## VORLIEGENDER TEXT
Manchmal kommt es anders, als man denkt
Die htw saar lässt sich derzeit im Rahmen eines Audits in Sachen Diversity auf Herz und Nieren prüfen. Daraus entstanden ist das Label „Faktor Vielfalt“, unter dem zukünftig Maßnahmen und Aktionen zu finden sind. Die erste öffentlichkeitswirksame Maßnahme ist eine Aufsteller-Aktion an den Standorten der Hochschule. Dazu wurden an der Hochschule 13 Interviews durchgeführt, denn Vielfalt zeigt sich in den unterschiedlichen Studien-, Bildungs- und Berufswegen sowie Lebensläufen der Studierenden und Beschäftigten der htw saar. Diese Vielfalt beeinflusst und bereichert unseren (Hochschul-)Alltag. Überzeugen Sie sich in unserer neuen Reihe von unserem Faktor Vielfalt!

## AUFGABE A
Ordne in den Datensätzen die Zeilen von der Zeile mit „icon: target with“ bis zur Zeile mit „heading: promoting peer interaction bbox=[28, 1609, 376, 1707]“ als Markdown-Tabelle mit den Spalten „Nr“ und „Zeile“ an. Trage unter „Nr“ eine fortlaufende Nummer ein und lass leere Zeilen weg.

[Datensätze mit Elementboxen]
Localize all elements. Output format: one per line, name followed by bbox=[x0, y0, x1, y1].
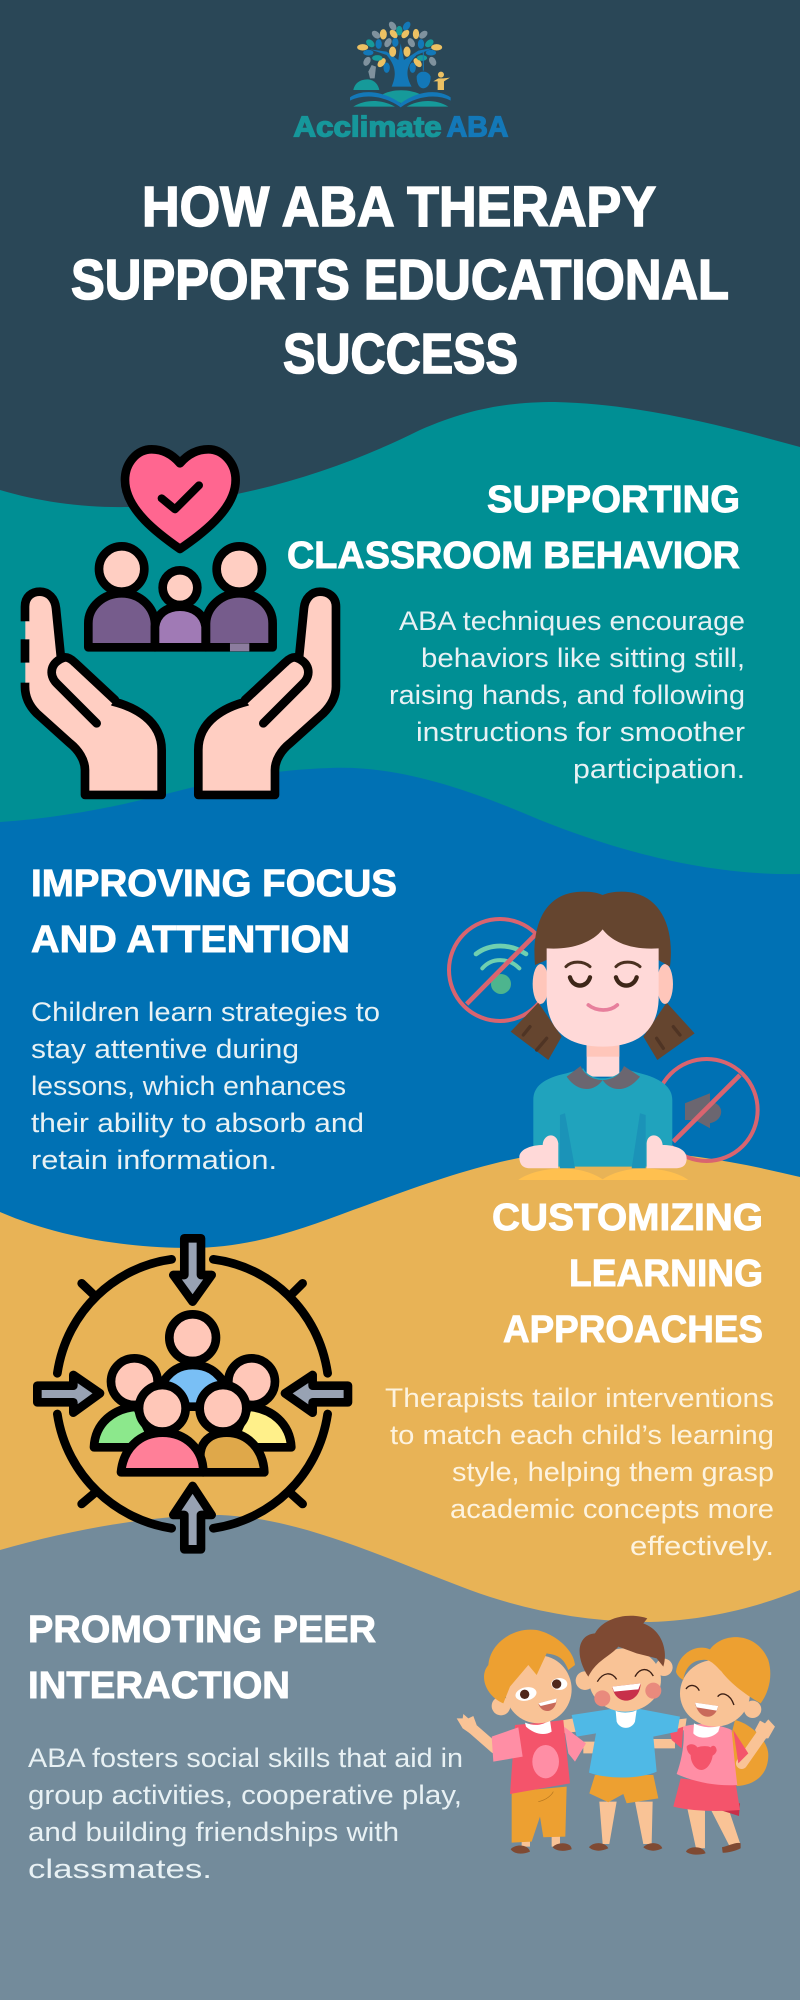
icon: target with group and converging arrows bbox=[37, 1238, 348, 1549]
title: SUCCESS bbox=[283, 322, 518, 386]
text: promoting peer interaction body: classmates. bbox=[28, 1854, 212, 1884]
panel: blue wave bbox=[0, 768, 800, 1300]
text: improving focus body bbox=[31, 997, 380, 1175]
text: supporting classroom behavior body: ABA techniques encourage bbox=[399, 606, 745, 636]
text: improving focus body: their ability to absorb and bbox=[31, 1108, 364, 1138]
logo wordmark: Acclimate bbox=[293, 112, 442, 144]
heading: customizing learning approaches: LEARNING bbox=[569, 1253, 763, 1295]
text: promoting peer interaction body: group activities, cooperative play, bbox=[28, 1780, 462, 1810]
heading: improving focus and attention: IMPROVING FOCUS bbox=[31, 863, 397, 905]
heading: supporting classroom behavior bbox=[287, 479, 740, 577]
text: supporting classroom behavior body: behaviors like sitting still, bbox=[421, 643, 745, 673]
illustration: girl on right bbox=[670, 1637, 775, 1855]
heading: customizing learning approaches: APPROACHES bbox=[503, 1309, 763, 1351]
illustration: boy in centre bbox=[572, 1616, 680, 1851]
text: supporting classroom behavior body: instructions for smoother bbox=[416, 717, 745, 747]
icon: girl reading, ignoring distractions bbox=[449, 892, 758, 1180]
logo: Acclimate ABA bbox=[293, 21, 508, 144]
title: SUPPORTS EDUCATIONAL bbox=[71, 248, 729, 312]
text: customizing learning body: style, helping them grasp bbox=[452, 1457, 774, 1487]
heading: supporting classroom behavior: CLASSROOM BEHAVIOR bbox=[287, 535, 740, 577]
text: supporting classroom behavior body bbox=[389, 606, 745, 784]
text: improving focus body: retain information. bbox=[31, 1145, 277, 1175]
heading: promoting peer interaction bbox=[28, 1609, 376, 1707]
text: supporting classroom behavior body: raising hands, and following bbox=[389, 680, 745, 710]
heading: supporting classroom behavior: SUPPORTING bbox=[487, 479, 740, 521]
logo wordmark: ABA bbox=[447, 112, 508, 144]
icon: right hand bbox=[198, 592, 336, 795]
text: promoting peer interaction body: and building friendships with bbox=[28, 1817, 399, 1847]
illustration: three happy children bbox=[457, 1616, 775, 1855]
illustration: girl figure bbox=[511, 892, 695, 1180]
title bbox=[71, 175, 729, 386]
icon: heart with check bbox=[125, 449, 236, 549]
text: improving focus body: stay attentive during bbox=[31, 1034, 299, 1064]
heading: promoting peer interaction: PROMOTING PEER bbox=[28, 1609, 376, 1651]
illustration: linked arms behind bbox=[555, 1718, 687, 1753]
icon: left hand bbox=[20, 592, 162, 795]
icon: hands holding family with heart bbox=[20, 449, 336, 795]
heading: improving focus and attention: AND ATTENTION bbox=[31, 919, 350, 961]
icon: tree bbox=[350, 21, 451, 107]
panel: teal wave bbox=[0, 402, 800, 900]
icon: no wifi bbox=[449, 919, 551, 1021]
text: customizing learning body: effectively. bbox=[630, 1531, 774, 1561]
heading: promoting peer interaction: INTERACTION bbox=[28, 1665, 290, 1707]
icon: four arrows bbox=[37, 1238, 348, 1549]
text: supporting classroom behavior body: participation. bbox=[573, 754, 745, 784]
icon: no sound bbox=[656, 1059, 758, 1161]
text: customizing learning body: academic concepts more bbox=[450, 1494, 774, 1524]
heading: improving focus and attention bbox=[31, 863, 397, 961]
icon: family of three bbox=[88, 546, 273, 651]
text: improving focus body: lessons, which enhances bbox=[31, 1071, 346, 1101]
title: HOW ABA THERAPY bbox=[142, 175, 656, 239]
text: promoting peer interaction body bbox=[28, 1743, 463, 1884]
panel: slate wave bbox=[0, 1515, 800, 2000]
heading: customizing learning approaches: CUSTOMIZING bbox=[492, 1197, 763, 1239]
icon: group of five people bbox=[94, 1314, 291, 1472]
text: customizing learning body bbox=[385, 1383, 774, 1561]
text: customizing learning body: Therapists tailor interventions bbox=[385, 1383, 774, 1413]
illustration: boy on left bbox=[457, 1630, 586, 1854]
icon: target ring bbox=[57, 1259, 328, 1528]
heading: customizing learning approaches bbox=[492, 1197, 763, 1351]
panel: gold wave bbox=[0, 1150, 800, 1700]
text: customizing learning body: to match each child’s learning bbox=[390, 1420, 774, 1450]
text: improving focus body: Children learn strategies to bbox=[31, 997, 380, 1027]
text: promoting peer interaction body: ABA fosters social skills that aid in bbox=[28, 1743, 463, 1773]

## AUFGABE B
Greif den Text über das Label „Faktor Vielfalt“ der htw saar an seinem Ende auf und schreib ihn weiter.

## ERGEBNIS DER ÜBUNG A
| Nr | Zeile |
|---|---|
| 1 | icon: target with group and converging arrows bbox=[37, 1238, 348, 1549] |
| 2 | title: SUCCESS bbox=[283, 322, 518, 386] |
| 3 | text: promoting peer interaction body: classmates. bbox=[28, 1854, 212, 1884] |
| 4 | panel: blue wave bbox=[0, 768, 800, 1300] |
| 5 | text: improving focus body bbox=[31, 997, 380, 1175] |
| 6 | text: supporting classroom behavior body: ABA techniques encourage bbox=[399, 606, 745, 636] |
| 7 | text: improving focus body: their ability to absorb and bbox=[31, 1108, 364, 1138] |
| 8 | logo wordmark: Acclimate bbox=[293, 112, 442, 144] |
| 9 | heading: customizing learning approaches: LEARNING bbox=[569, 1253, 763, 1295] |
| 10 | text: promoting peer interaction body: group activities, cooperative play, bbox=[28, 1780, 462, 1810] |
| 11 | heading: improving focus and attention: IMPROVING FOCUS bbox=[31, 863, 397, 905] |
| 12 | heading: supporting classroom behavior bbox=[287, 479, 740, 577] |
| 13 | text: supporting classroom behavior body: behaviors like sitting still, bbox=[421, 643, 745, 673] |
| 14 | illustration: girl on right bbox=[670, 1637, 775, 1855] |
| 15 | heading: customizing learning approaches: APPROACHES bbox=[503, 1309, 763, 1351] |
| 16 | illustration: boy in centre bbox=[572, 1616, 680, 1851] |
| 17 | text: supporting classroom behavior body: instructions for smoother bbox=[416, 717, 745, 747] |
| 18 | icon: girl reading, ignoring distractions bbox=[449, 892, 758, 1180] |
| 19 | logo: Acclimate ABA bbox=[293, 21, 508, 144] |
| 20 | title: SUPPORTS EDUCATIONAL bbox=[71, 248, 729, 312] |
| 21 | text: customizing learning body: style, helping them grasp bbox=[452, 1457, 774, 1487] |
| 22 | heading: supporting classroom behavior: CLASSROOM BEHAVIOR bbox=[287, 535, 740, 577] |
| 23 | text: supporting classroom behavior body bbox=[389, 606, 745, 784] |
| 24 | text: improving focus body: retain information. bbox=[31, 1145, 277, 1175] |
| 25 | heading: promoting peer interaction bbox=[28, 1609, 376, 1707] |

## ERGEBNIS DER ÜBUNG B
Diesen Monat stellen wir Ihnen Stefanie Tobä vor:
Stefanie Tobä ist eine Powerfrau: Die Studentin aus Eppelborn kümmert sich um ihren zweijährigen Sohn, hat einen Full-Time-Job und glänzt mit Spitzennoten im Studium. Ein straffes Programm – für die organisierte Vollblutmami jedoch ein Kinderspiel.
Eigentlich wollte Stefanie Tobä schon immer Bauingenieurin werden. Als sie in der Schule ein zweiwöchiges Praktikum im Ingenieurbüro ihres Onkels machte, entdeckte sie ihre Leidenschaft für die Baustelle. Nach dem Abitur studierte Stefanie Tobä dennoch zunächst Mathematik und Physik auf Lehramt an der Universität. „Ich weiß gar nicht warum, aber ich wollte unbedingt einen Uni-Abschluss haben“. Doch manchmal kommt es anders, als man denkt. „Das Studium hat mir richtig gut gefallen und ich hatte es größtenteils beendet. Für das Referendariat hatte ich dann aber nicht so viel Zeit, da ich unerwartet ein Kind bekommen habe.“ Und weil das Referendariat sehr zeitaufwändig ist, entschied Stefanie Tobä etwas anderes zu machen. So kam sie zurück zum Bauingenieurwesen.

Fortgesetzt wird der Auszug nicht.